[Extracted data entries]

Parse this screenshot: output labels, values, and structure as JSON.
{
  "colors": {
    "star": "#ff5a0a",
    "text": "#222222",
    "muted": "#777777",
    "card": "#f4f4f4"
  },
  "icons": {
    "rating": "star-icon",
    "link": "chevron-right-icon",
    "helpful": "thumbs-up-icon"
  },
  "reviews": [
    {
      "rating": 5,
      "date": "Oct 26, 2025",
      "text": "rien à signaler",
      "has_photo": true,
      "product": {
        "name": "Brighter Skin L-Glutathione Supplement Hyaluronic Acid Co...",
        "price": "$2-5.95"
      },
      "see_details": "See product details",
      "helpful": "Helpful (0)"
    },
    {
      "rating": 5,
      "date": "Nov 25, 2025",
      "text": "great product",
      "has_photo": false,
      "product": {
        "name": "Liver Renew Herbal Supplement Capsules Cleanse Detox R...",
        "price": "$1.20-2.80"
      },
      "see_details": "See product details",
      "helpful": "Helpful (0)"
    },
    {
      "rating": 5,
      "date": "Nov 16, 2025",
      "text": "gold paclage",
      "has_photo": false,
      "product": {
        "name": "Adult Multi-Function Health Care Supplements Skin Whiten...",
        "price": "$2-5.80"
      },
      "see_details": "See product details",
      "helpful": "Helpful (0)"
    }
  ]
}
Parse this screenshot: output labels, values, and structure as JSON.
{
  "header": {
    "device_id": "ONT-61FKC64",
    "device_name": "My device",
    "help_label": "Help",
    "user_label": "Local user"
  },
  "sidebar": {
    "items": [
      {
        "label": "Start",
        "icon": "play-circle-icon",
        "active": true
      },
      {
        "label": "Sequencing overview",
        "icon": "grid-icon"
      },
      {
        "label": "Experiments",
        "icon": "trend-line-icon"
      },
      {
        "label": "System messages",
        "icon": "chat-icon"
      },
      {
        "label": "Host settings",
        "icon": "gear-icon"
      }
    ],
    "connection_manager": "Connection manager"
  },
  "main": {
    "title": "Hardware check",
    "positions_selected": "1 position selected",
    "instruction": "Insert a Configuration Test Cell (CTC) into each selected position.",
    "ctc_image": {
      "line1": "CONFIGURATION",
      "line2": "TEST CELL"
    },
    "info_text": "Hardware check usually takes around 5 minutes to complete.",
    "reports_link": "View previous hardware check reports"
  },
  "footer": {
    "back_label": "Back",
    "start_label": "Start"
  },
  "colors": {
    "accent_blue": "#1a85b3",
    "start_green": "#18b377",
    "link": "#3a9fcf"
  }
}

(PROBLEM REQUIREMENTS)
Retype the records that precede this task, keeping them exactly the same.

(RESULT OF THIS EXERCISE)
Parse this screenshot: output labels, values, and structure as JSON.
{
  "colors": {
    "star": "#ff5a0a",
    "text": "#222222",
    "muted": "#777777",
    "card": "#f4f4f4"
  },
  "icons": {
    "rating": "star-icon",
    "link": "chevron-right-icon",
    "helpful": "thumbs-up-icon"
  },
  "reviews": [
    {
      "rating": 5,
      "date": "Oct 26, 2025",
      "text": "rien à signaler",
      "has_photo": true,
      "product": {
        "name": "Brighter Skin L-Glutathione Supplement Hyaluronic Acid Co...",
        "price": "$2-5.95"
      },
      "see_details": "See product details",
      "helpful": "Helpful (0)"
    },
    {
      "rating": 5,
      "date": "Nov 25, 2025",
      "text": "great product",
      "has_photo": false,
      "product": {
        "name": "Liver Renew Herbal Supplement Capsules Cleanse Detox R...",
        "price": "$1.20-2.80"
      },
      "see_details": "See product details",
      "helpful": "Helpful (0)"
    },
    {
      "rating": 5,
      "date": "Nov 16, 2025",
      "text": "gold paclage",
      "has_photo": false,
      "product": {
        "name": "Adult Multi-Function Health Care Supplements Skin Whiten...",
        "price": "$2-5.80"
      },
      "see_details": "See product details",
      "helpful": "Helpful (0)"
    }
  ]
}
Parse this screenshot: output labels, values, and structure as JSON.
{
  "header": {
    "device_id": "ONT-61FKC64",
    "device_name": "My device",
    "help_label": "Help",
    "user_label": "Local user"
  },
  "sidebar": {
    "items": [
      {
        "label": "Start",
        "icon": "play-circle-icon",
        "active": true
      },
      {
        "label": "Sequencing overview",
        "icon": "grid-icon"
      },
      {
        "label": "Experiments",
        "icon": "trend-line-icon"
      },
      {
        "label": "System messages",
        "icon": "chat-icon"
      },
      {
        "label": "Host settings",
        "icon": "gear-icon"
      }
    ],
    "connection_manager": "Connection manager"
  },
  "main": {
    "title": "Hardware check",
    "positions_selected": "1 position selected",
    "instruction": "Insert a Configuration Test Cell (CTC) into each selected position.",
    "ctc_image": {
      "line1": "CONFIGURATION",
      "line2": "TEST CELL"
    },
    "info_text": "Hardware check usually takes around 5 minutes to complete.",
    "reports_link": "View previous hardware check reports"
  },
  "footer": {
    "back_label": "Back",
    "start_label": "Start"
  },
  "colors": {
    "accent_blue": "#1a85b3",
    "start_green": "#18b377",
    "link": "#3a9fcf"
  }
}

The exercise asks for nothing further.